**Exercise prompt**
Which lines in the entries below contain the string "bottom"? Find each one and copy it out in full.

---------- Materials provided

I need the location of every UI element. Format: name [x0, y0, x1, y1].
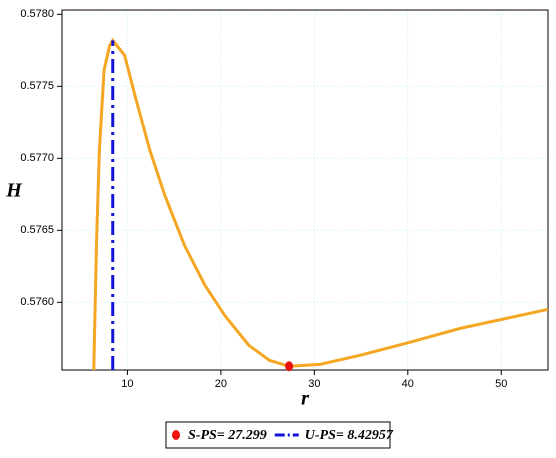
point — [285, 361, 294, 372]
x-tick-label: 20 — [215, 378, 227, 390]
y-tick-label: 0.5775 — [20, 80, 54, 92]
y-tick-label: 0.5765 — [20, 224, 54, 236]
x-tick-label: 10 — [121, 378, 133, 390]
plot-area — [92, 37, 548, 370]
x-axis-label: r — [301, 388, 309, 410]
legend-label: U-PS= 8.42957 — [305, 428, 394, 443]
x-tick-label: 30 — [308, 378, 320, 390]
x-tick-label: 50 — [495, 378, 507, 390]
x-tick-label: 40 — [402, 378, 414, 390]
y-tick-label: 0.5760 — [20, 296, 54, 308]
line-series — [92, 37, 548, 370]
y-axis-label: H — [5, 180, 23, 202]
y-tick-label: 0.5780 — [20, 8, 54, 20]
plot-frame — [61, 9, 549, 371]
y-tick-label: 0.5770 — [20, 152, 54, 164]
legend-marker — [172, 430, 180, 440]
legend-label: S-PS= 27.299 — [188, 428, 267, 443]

--------------------
---------- Materials provided

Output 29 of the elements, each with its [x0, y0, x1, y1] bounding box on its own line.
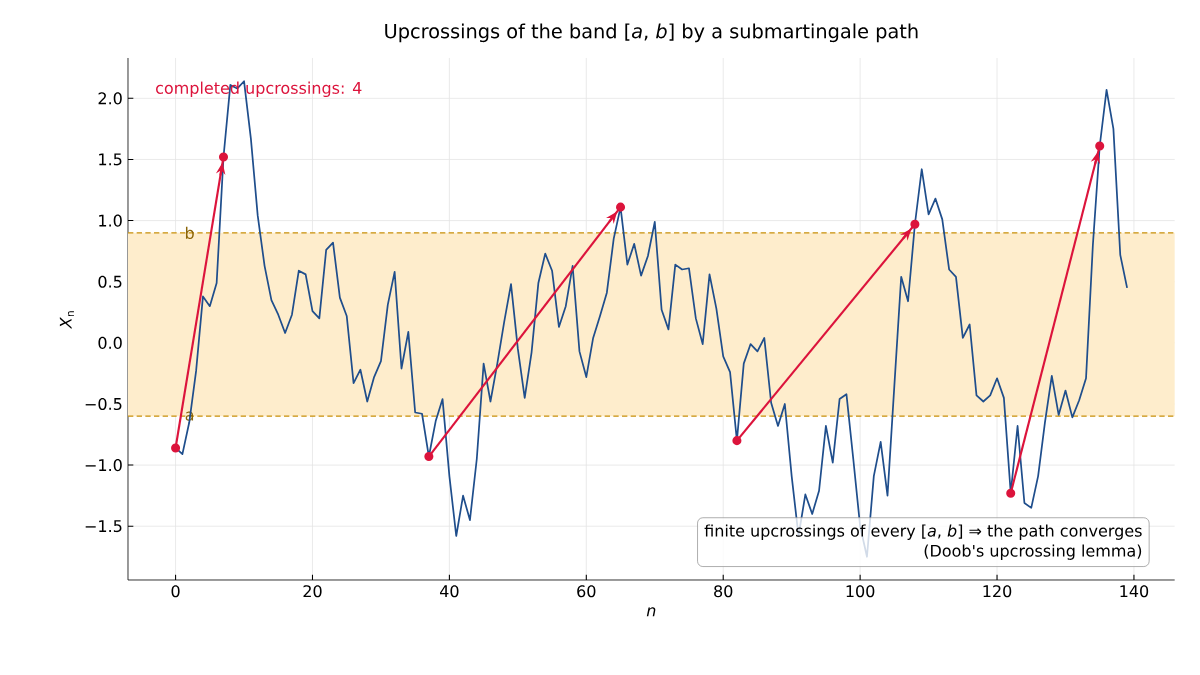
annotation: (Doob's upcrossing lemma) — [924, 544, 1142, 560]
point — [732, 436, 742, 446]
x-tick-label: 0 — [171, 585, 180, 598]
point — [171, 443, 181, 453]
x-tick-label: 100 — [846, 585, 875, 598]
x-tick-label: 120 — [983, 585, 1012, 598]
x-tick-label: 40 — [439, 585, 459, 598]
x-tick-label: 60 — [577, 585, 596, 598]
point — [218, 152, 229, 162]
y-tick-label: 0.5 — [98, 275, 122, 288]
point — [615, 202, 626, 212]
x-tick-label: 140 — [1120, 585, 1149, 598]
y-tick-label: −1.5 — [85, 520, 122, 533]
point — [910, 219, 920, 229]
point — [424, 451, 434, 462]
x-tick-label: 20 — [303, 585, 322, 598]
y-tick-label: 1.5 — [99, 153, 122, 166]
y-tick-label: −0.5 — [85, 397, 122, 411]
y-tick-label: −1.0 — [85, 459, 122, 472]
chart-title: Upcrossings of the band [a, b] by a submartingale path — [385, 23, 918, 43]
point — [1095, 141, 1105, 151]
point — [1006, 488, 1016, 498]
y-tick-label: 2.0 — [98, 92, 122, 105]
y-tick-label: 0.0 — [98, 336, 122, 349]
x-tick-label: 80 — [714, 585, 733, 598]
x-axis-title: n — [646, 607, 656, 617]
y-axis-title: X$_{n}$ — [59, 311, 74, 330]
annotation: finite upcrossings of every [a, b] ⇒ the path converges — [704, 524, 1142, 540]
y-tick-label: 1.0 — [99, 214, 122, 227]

--------------------
---------- Materials provided

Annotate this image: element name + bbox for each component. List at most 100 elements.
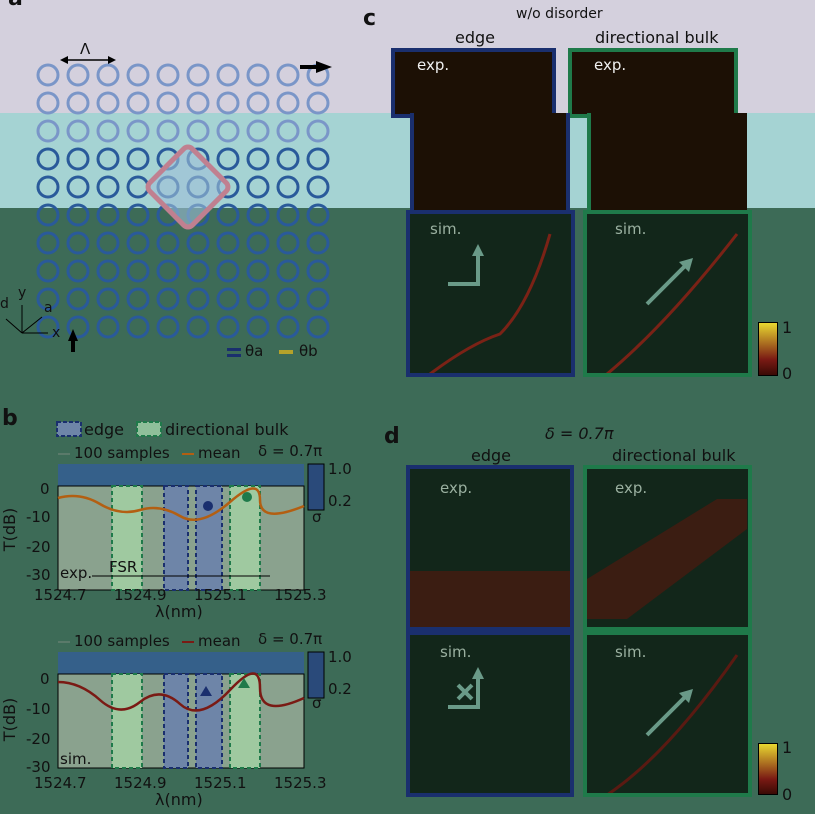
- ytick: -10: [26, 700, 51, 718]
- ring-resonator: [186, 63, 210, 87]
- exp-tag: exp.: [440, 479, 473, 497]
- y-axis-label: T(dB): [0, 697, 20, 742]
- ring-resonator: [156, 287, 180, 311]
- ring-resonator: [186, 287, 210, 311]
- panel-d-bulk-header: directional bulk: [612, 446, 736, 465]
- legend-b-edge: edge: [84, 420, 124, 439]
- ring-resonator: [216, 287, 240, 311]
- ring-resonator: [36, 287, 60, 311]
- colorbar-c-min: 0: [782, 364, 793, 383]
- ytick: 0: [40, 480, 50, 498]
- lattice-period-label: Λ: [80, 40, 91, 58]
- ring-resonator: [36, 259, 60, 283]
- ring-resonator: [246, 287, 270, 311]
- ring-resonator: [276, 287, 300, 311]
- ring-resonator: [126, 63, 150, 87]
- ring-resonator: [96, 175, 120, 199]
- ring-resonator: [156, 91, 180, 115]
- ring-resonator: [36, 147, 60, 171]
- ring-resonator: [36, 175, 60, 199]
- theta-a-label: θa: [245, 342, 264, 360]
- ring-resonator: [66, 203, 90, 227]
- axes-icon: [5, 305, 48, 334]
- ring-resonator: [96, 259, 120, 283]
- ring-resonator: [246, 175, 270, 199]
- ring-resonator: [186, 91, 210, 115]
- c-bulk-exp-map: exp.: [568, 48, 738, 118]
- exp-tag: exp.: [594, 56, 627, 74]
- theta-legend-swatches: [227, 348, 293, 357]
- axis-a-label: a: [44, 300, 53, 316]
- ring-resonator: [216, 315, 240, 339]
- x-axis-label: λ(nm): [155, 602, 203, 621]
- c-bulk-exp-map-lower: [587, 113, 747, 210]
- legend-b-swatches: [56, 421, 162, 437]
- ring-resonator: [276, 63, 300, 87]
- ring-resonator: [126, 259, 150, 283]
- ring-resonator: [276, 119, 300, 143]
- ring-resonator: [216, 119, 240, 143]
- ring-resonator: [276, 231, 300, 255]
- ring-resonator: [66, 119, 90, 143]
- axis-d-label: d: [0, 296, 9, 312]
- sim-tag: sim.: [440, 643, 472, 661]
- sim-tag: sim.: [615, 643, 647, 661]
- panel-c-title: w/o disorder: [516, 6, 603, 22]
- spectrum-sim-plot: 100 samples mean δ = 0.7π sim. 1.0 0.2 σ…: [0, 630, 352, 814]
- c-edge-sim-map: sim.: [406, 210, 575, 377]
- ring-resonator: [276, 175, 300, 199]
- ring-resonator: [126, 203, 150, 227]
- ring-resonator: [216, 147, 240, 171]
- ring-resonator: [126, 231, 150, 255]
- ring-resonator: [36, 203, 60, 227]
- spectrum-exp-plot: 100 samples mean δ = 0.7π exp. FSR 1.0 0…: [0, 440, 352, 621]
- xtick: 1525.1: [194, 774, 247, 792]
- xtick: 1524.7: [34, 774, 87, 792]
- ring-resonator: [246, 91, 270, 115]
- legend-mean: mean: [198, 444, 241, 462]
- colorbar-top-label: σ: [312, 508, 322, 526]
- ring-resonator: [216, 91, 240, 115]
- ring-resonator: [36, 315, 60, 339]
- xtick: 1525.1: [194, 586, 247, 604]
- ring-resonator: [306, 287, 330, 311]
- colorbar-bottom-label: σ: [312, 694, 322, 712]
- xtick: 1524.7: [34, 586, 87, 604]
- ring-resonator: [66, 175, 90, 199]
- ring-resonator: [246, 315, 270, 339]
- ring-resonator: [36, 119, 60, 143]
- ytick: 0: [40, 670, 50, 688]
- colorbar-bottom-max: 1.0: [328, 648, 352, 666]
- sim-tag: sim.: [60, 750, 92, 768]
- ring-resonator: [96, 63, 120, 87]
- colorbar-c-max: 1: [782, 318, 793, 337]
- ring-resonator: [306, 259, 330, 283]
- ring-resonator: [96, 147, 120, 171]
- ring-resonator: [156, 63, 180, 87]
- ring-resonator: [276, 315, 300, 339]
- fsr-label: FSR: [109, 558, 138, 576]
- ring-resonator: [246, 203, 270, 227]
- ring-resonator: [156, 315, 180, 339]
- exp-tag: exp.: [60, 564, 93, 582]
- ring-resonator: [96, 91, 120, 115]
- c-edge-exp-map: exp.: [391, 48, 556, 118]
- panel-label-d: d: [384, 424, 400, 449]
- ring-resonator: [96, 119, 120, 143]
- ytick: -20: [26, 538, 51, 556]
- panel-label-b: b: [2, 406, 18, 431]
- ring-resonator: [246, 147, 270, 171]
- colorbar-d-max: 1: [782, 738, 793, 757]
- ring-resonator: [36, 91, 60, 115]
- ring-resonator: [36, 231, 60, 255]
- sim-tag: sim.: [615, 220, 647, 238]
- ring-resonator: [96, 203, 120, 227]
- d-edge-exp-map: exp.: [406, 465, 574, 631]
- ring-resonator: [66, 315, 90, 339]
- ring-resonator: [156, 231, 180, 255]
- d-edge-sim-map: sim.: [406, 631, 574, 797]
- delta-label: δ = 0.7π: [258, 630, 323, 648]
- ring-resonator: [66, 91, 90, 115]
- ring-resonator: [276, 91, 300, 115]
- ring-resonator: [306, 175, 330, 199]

--------------------

**Task result**
- colorbar-bottom-label: σ: [312, 694, 322, 712]
- colorbar-bottom-max: 1.0: [328, 648, 352, 666]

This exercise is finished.